(Your task) Write out the listing below in full and exactly, leaving out every picture.

━━━━━━

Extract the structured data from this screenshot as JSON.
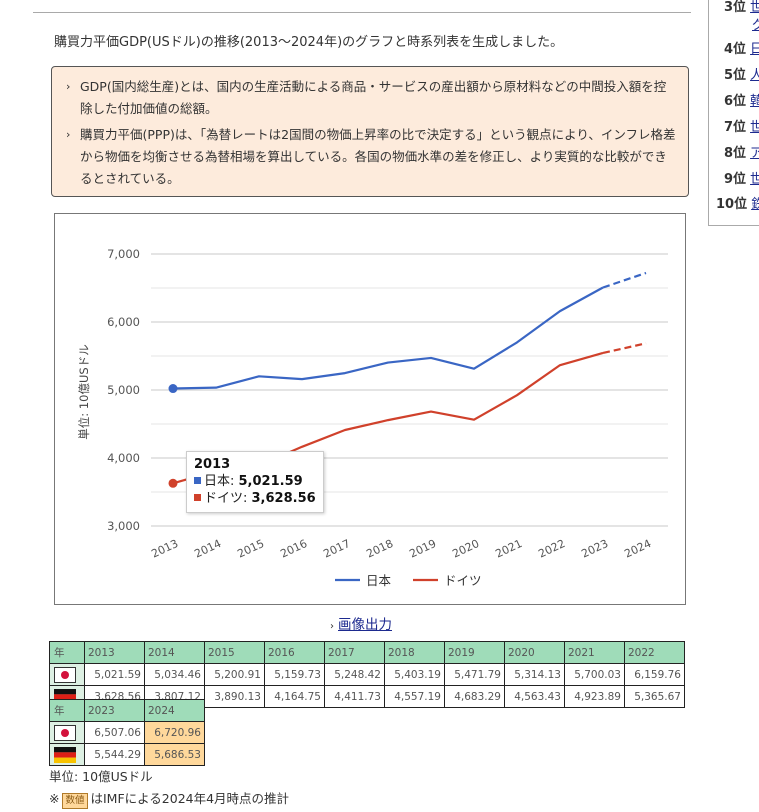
{
  "intro_text": "購買力平価GDP(USドル)の推移(2013〜2024年)のグラフと時系列表を生成しました。",
  "info": {
    "items": [
      "GDP(国内総生産)とは、国内の生産活動による商品・サービスの産出額から原材料などの中間投入額を控除した付加価値の総額。",
      "購買力平価(PPP)は、「為替レートは2国間の物価上昇率の比で決定する」という観点により、インフレ格差から物価を均衡させる為替相場を算出している。各国の物価水準の差を修正し、より実質的な比較ができるとされている。"
    ]
  },
  "sidebar": {
    "ranks": [
      {
        "rank": "3位",
        "label": "世",
        "label2": "グ"
      },
      {
        "rank": "4位",
        "label": "日"
      },
      {
        "rank": "5位",
        "label": "人"
      },
      {
        "rank": "6位",
        "label": "韓"
      },
      {
        "rank": "7位",
        "label": "世"
      },
      {
        "rank": "8位",
        "label": "ア"
      },
      {
        "rank": "9位",
        "label": "世"
      },
      {
        "rank": "10位",
        "label": "鉄"
      }
    ]
  },
  "chart_data": {
    "type": "line",
    "title": "",
    "xlabel": "",
    "ylabel": "単位: 10億USドル",
    "x": [
      "2013",
      "2014",
      "2015",
      "2016",
      "2017",
      "2018",
      "2019",
      "2020",
      "2021",
      "2022",
      "2023",
      "2024"
    ],
    "ylim": [
      3000,
      7000
    ],
    "yticks": [
      "3,000",
      "4,000",
      "5,000",
      "6,000",
      "7,000"
    ],
    "grid": true,
    "legend": "bottom",
    "estimate_from_index": 10,
    "series": [
      {
        "name": "日本",
        "color": "#3a66c4",
        "values": [
          5021.59,
          5034.46,
          5200.91,
          5159.73,
          5248.42,
          5403.19,
          5471.79,
          5314.13,
          5700.03,
          6159.76,
          6507.06,
          6720.96
        ]
      },
      {
        "name": "ドイツ",
        "color": "#d0412b",
        "values": [
          3628.56,
          3807.12,
          3890.13,
          4164.75,
          4411.73,
          4557.19,
          4683.29,
          4563.43,
          4923.89,
          5365.67,
          5544.29,
          5686.53
        ]
      }
    ],
    "tooltip": {
      "title": "2013",
      "rows": [
        {
          "label": "日本: ",
          "value": "5,021.59",
          "color": "#3a66c4"
        },
        {
          "label": "ドイツ: ",
          "value": "3,628.56",
          "color": "#d0412b"
        }
      ]
    }
  },
  "image_output_link": "画像出力",
  "table": {
    "header_label": "年",
    "rows1_years": [
      "2013",
      "2014",
      "2015",
      "2016",
      "2017",
      "2018",
      "2019",
      "2020",
      "2021",
      "2022"
    ],
    "rows2_years": [
      "2023",
      "2024"
    ],
    "japan1": [
      "5,021.59",
      "5,034.46",
      "5,200.91",
      "5,159.73",
      "5,248.42",
      "5,403.19",
      "5,471.79",
      "5,314.13",
      "5,700.03",
      "6,159.76"
    ],
    "germany1": [
      "3,628.56",
      "3,807.12",
      "3,890.13",
      "4,164.75",
      "4,411.73",
      "4,557.19",
      "4,683.29",
      "4,563.43",
      "4,923.89",
      "5,365.67"
    ],
    "japan2": [
      "6,507.06",
      "6,720.96"
    ],
    "germany2": [
      "5,544.29",
      "5,686.53"
    ],
    "estimate_years": [
      "2024"
    ]
  },
  "unit_note": "単位: 10億USドル",
  "estimate_note": {
    "prefix": "※",
    "swatch_label": "数値",
    "text": "はIMFによる2024年4月時点の推計"
  }
}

━━━━━━

(Full response)
Extract the structured data from this screenshot as JSON.
{
  "intro_text": "購買力平価GDP(USドル)の推移(2013〜2024年)のグラフと時系列表を生成しました。",
  "info": {
    "items": [
      "GDP(国内総生産)とは、国内の生産活動による商品・サービスの産出額から原材料などの中間投入額を控除した付加価値の総額。",
      "購買力平価(PPP)は、「為替レートは2国間の物価上昇率の比で決定する」という観点により、インフレ格差から物価を均衡させる為替相場を算出している。各国の物価水準の差を修正し、より実質的な比較ができるとされている。"
    ]
  },
  "sidebar": {
    "ranks": [
      {
        "rank": "3位",
        "label": "世",
        "label2": "グ"
      },
      {
        "rank": "4位",
        "label": "日"
      },
      {
        "rank": "5位",
        "label": "人"
      },
      {
        "rank": "6位",
        "label": "韓"
      },
      {
        "rank": "7位",
        "label": "世"
      },
      {
        "rank": "8位",
        "label": "ア"
      },
      {
        "rank": "9位",
        "label": "世"
      },
      {
        "rank": "10位",
        "label": "鉄"
      }
    ]
  },
  "chart_data": {
    "type": "line",
    "title": "",
    "xlabel": "",
    "ylabel": "単位: 10億USドル",
    "x": [
      "2013",
      "2014",
      "2015",
      "2016",
      "2017",
      "2018",
      "2019",
      "2020",
      "2021",
      "2022",
      "2023",
      "2024"
    ],
    "ylim": [
      3000,
      7000
    ],
    "yticks": [
      "3,000",
      "4,000",
      "5,000",
      "6,000",
      "7,000"
    ],
    "grid": true,
    "legend": "bottom",
    "estimate_from_index": 10,
    "series": [
      {
        "name": "日本",
        "color": "#3a66c4",
        "values": [
          5021.59,
          5034.46,
          5200.91,
          5159.73,
          5248.42,
          5403.19,
          5471.79,
          5314.13,
          5700.03,
          6159.76,
          6507.06,
          6720.96
        ]
      },
      {
        "name": "ドイツ",
        "color": "#d0412b",
        "values": [
          3628.56,
          3807.12,
          3890.13,
          4164.75,
          4411.73,
          4557.19,
          4683.29,
          4563.43,
          4923.89,
          5365.67,
          5544.29,
          5686.53
        ]
      }
    ],
    "tooltip": {
      "title": "2013",
      "rows": [
        {
          "label": "日本: ",
          "value": "5,021.59",
          "color": "#3a66c4"
        },
        {
          "label": "ドイツ: ",
          "value": "3,628.56",
          "color": "#d0412b"
        }
      ]
    }
  },
  "image_output_link": "画像出力",
  "table": {
    "header_label": "年",
    "rows1_years": [
      "2013",
      "2014",
      "2015",
      "2016",
      "2017",
      "2018",
      "2019",
      "2020",
      "2021",
      "2022"
    ],
    "rows2_years": [
      "2023",
      "2024"
    ],
    "japan1": [
      "5,021.59",
      "5,034.46",
      "5,200.91",
      "5,159.73",
      "5,248.42",
      "5,403.19",
      "5,471.79",
      "5,314.13",
      "5,700.03",
      "6,159.76"
    ],
    "germany1": [
      "3,628.56",
      "3,807.12",
      "3,890.13",
      "4,164.75",
      "4,411.73",
      "4,557.19",
      "4,683.29",
      "4,563.43",
      "4,923.89",
      "5,365.67"
    ],
    "japan2": [
      "6,507.06",
      "6,720.96"
    ],
    "germany2": [
      "5,544.29",
      "5,686.53"
    ],
    "estimate_years": [
      "2024"
    ]
  },
  "unit_note": "単位: 10億USドル",
  "estimate_note": {
    "prefix": "※",
    "swatch_label": "数値",
    "text": "はIMFによる2024年4月時点の推計"
  }
}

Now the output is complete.